(Exercise goal) Without omitting anything, retype the data that follows.

Extracted data entries:
* BEGIN *

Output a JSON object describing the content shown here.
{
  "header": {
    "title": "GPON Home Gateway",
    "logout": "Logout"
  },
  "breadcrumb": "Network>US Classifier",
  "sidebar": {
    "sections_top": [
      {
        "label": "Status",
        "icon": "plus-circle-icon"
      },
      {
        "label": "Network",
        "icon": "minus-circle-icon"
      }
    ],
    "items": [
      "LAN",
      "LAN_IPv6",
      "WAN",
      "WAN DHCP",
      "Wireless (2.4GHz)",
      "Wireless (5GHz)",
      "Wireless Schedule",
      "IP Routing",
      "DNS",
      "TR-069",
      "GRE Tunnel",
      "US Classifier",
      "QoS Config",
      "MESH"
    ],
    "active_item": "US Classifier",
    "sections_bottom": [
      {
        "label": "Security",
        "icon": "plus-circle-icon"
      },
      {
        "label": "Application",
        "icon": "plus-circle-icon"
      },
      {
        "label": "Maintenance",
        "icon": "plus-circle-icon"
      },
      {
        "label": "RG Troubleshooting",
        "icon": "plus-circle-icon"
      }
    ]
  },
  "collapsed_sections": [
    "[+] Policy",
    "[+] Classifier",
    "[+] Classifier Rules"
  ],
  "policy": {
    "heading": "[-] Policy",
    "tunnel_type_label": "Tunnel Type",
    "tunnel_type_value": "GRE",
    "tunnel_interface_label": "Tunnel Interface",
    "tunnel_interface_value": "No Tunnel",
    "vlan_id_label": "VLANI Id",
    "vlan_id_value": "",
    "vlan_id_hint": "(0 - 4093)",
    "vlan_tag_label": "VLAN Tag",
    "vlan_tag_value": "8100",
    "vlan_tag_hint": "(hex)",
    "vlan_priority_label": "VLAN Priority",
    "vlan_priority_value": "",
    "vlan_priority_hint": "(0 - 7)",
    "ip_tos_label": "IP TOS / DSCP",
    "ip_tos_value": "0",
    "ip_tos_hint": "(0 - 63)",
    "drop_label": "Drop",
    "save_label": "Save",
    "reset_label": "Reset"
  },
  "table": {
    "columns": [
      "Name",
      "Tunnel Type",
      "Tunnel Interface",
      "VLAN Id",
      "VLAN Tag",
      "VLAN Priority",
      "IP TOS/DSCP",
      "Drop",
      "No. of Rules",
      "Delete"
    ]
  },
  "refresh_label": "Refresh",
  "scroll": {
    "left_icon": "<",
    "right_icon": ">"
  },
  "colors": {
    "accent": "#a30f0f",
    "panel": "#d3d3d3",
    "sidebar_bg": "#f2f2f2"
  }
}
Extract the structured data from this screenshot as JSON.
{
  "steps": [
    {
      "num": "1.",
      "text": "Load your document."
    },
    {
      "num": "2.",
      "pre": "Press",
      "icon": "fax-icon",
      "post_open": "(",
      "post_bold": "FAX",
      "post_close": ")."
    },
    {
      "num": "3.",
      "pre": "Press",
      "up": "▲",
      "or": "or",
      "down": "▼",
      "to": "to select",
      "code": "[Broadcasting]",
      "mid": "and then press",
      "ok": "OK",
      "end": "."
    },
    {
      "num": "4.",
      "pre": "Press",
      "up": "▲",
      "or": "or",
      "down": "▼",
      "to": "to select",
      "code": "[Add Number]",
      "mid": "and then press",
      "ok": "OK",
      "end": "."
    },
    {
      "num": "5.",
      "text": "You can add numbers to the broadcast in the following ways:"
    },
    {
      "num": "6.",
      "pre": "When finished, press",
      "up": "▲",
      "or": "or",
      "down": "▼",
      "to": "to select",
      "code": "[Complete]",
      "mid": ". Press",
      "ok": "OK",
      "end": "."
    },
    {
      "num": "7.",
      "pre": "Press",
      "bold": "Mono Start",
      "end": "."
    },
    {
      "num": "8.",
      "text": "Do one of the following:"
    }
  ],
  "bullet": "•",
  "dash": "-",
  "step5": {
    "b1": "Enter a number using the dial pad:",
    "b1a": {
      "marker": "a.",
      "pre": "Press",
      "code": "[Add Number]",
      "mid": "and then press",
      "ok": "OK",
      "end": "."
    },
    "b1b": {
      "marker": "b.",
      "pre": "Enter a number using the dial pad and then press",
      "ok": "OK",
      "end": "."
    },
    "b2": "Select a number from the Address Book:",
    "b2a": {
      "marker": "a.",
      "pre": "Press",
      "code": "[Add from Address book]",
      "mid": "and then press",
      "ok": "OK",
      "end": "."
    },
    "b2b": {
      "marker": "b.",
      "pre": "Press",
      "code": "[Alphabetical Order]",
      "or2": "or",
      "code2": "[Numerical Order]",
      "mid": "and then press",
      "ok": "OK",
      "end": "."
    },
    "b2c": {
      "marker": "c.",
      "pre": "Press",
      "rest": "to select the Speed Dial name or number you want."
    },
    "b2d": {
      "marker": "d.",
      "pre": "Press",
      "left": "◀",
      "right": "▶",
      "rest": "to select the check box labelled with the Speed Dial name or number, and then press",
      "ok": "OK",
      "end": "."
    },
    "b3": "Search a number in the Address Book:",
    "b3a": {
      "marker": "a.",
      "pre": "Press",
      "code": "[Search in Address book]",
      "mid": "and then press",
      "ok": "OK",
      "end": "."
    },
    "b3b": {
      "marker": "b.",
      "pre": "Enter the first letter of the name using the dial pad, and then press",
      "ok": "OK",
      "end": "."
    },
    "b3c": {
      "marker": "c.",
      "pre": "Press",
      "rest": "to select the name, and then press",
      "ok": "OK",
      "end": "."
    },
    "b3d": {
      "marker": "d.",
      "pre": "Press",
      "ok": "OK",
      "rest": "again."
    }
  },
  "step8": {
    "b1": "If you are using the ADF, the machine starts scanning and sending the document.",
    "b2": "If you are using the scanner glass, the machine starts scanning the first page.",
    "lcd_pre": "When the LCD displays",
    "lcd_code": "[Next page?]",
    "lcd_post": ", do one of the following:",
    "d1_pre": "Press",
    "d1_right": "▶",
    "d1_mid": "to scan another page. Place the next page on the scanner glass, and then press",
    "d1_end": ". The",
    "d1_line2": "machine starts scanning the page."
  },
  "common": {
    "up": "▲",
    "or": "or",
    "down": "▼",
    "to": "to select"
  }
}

* END *

(Exercise solution)
Output a JSON object describing the content shown here.
{
  "header": {
    "title": "GPON Home Gateway",
    "logout": "Logout"
  },
  "breadcrumb": "Network>US Classifier",
  "sidebar": {
    "sections_top": [
      {
        "label": "Status",
        "icon": "plus-circle-icon"
      },
      {
        "label": "Network",
        "icon": "minus-circle-icon"
      }
    ],
    "items": [
      "LAN",
      "LAN_IPv6",
      "WAN",
      "WAN DHCP",
      "Wireless (2.4GHz)",
      "Wireless (5GHz)",
      "Wireless Schedule",
      "IP Routing",
      "DNS",
      "TR-069",
      "GRE Tunnel",
      "US Classifier",
      "QoS Config",
      "MESH"
    ],
    "active_item": "US Classifier",
    "sections_bottom": [
      {
        "label": "Security",
        "icon": "plus-circle-icon"
      },
      {
        "label": "Application",
        "icon": "plus-circle-icon"
      },
      {
        "label": "Maintenance",
        "icon": "plus-circle-icon"
      },
      {
        "label": "RG Troubleshooting",
        "icon": "plus-circle-icon"
      }
    ]
  },
  "collapsed_sections": [
    "[+] Policy",
    "[+] Classifier",
    "[+] Classifier Rules"
  ],
  "policy": {
    "heading": "[-] Policy",
    "tunnel_type_label": "Tunnel Type",
    "tunnel_type_value": "GRE",
    "tunnel_interface_label": "Tunnel Interface",
    "tunnel_interface_value": "No Tunnel",
    "vlan_id_label": "VLANI Id",
    "vlan_id_value": "",
    "vlan_id_hint": "(0 - 4093)",
    "vlan_tag_label": "VLAN Tag",
    "vlan_tag_value": "8100",
    "vlan_tag_hint": "(hex)",
    "vlan_priority_label": "VLAN Priority",
    "vlan_priority_value": "",
    "vlan_priority_hint": "(0 - 7)",
    "ip_tos_label": "IP TOS / DSCP",
    "ip_tos_value": "0",
    "ip_tos_hint": "(0 - 63)",
    "drop_label": "Drop",
    "save_label": "Save",
    "reset_label": "Reset"
  },
  "table": {
    "columns": [
      "Name",
      "Tunnel Type",
      "Tunnel Interface",
      "VLAN Id",
      "VLAN Tag",
      "VLAN Priority",
      "IP TOS/DSCP",
      "Drop",
      "No. of Rules",
      "Delete"
    ]
  },
  "refresh_label": "Refresh",
  "scroll": {
    "left_icon": "<",
    "right_icon": ">"
  },
  "colors": {
    "accent": "#a30f0f",
    "panel": "#d3d3d3",
    "sidebar_bg": "#f2f2f2"
  }
}
Extract the structured data from this screenshot as JSON.
{
  "steps": [
    {
      "num": "1.",
      "text": "Load your document."
    },
    {
      "num": "2.",
      "pre": "Press",
      "icon": "fax-icon",
      "post_open": "(",
      "post_bold": "FAX",
      "post_close": ")."
    },
    {
      "num": "3.",
      "pre": "Press",
      "up": "▲",
      "or": "or",
      "down": "▼",
      "to": "to select",
      "code": "[Broadcasting]",
      "mid": "and then press",
      "ok": "OK",
      "end": "."
    },
    {
      "num": "4.",
      "pre": "Press",
      "up": "▲",
      "or": "or",
      "down": "▼",
      "to": "to select",
      "code": "[Add Number]",
      "mid": "and then press",
      "ok": "OK",
      "end": "."
    },
    {
      "num": "5.",
      "text": "You can add numbers to the broadcast in the following ways:"
    },
    {
      "num": "6.",
      "pre": "When finished, press",
      "up": "▲",
      "or": "or",
      "down": "▼",
      "to": "to select",
      "code": "[Complete]",
      "mid": ". Press",
      "ok": "OK",
      "end": "."
    },
    {
      "num": "7.",
      "pre": "Press",
      "bold": "Mono Start",
      "end": "."
    },
    {
      "num": "8.",
      "text": "Do one of the following:"
    }
  ],
  "bullet": "•",
  "dash": "-",
  "step5": {
    "b1": "Enter a number using the dial pad:",
    "b1a": {
      "marker": "a.",
      "pre": "Press",
      "code": "[Add Number]",
      "mid": "and then press",
      "ok": "OK",
      "end": "."
    },
    "b1b": {
      "marker": "b.",
      "pre": "Enter a number using the dial pad and then press",
      "ok": "OK",
      "end": "."
    },
    "b2": "Select a number from the Address Book:",
    "b2a": {
      "marker": "a.",
      "pre": "Press",
      "code": "[Add from Address book]",
      "mid": "and then press",
      "ok": "OK",
      "end": "."
    },
    "b2b": {
      "marker": "b.",
      "pre": "Press",
      "code": "[Alphabetical Order]",
      "or2": "or",
      "code2": "[Numerical Order]",
      "mid": "and then press",
      "ok": "OK",
      "end": "."
    },
    "b2c": {
      "marker": "c.",
      "pre": "Press",
      "rest": "to select the Speed Dial name or number you want."
    },
    "b2d": {
      "marker": "d.",
      "pre": "Press",
      "left": "◀",
      "right": "▶",
      "rest": "to select the check box labelled with the Speed Dial name or number, and then press",
      "ok": "OK",
      "end": "."
    },
    "b3": "Search a number in the Address Book:",
    "b3a": {
      "marker": "a.",
      "pre": "Press",
      "code": "[Search in Address book]",
      "mid": "and then press",
      "ok": "OK",
      "end": "."
    },
    "b3b": {
      "marker": "b.",
      "pre": "Enter the first letter of the name using the dial pad, and then press",
      "ok": "OK",
      "end": "."
    },
    "b3c": {
      "marker": "c.",
      "pre": "Press",
      "rest": "to select the name, and then press",
      "ok": "OK",
      "end": "."
    },
    "b3d": {
      "marker": "d.",
      "pre": "Press",
      "ok": "OK",
      "rest": "again."
    }
  },
  "step8": {
    "b1": "If you are using the ADF, the machine starts scanning and sending the document.",
    "b2": "If you are using the scanner glass, the machine starts scanning the first page.",
    "lcd_pre": "When the LCD displays",
    "lcd_code": "[Next page?]",
    "lcd_post": ", do one of the following:",
    "d1_pre": "Press",
    "d1_right": "▶",
    "d1_mid": "to scan another page. Place the next page on the scanner glass, and then press",
    "d1_end": ". The",
    "d1_line2": "machine starts scanning the page."
  },
  "common": {
    "up": "▲",
    "or": "or",
    "down": "▼",
    "to": "to select"
  }
}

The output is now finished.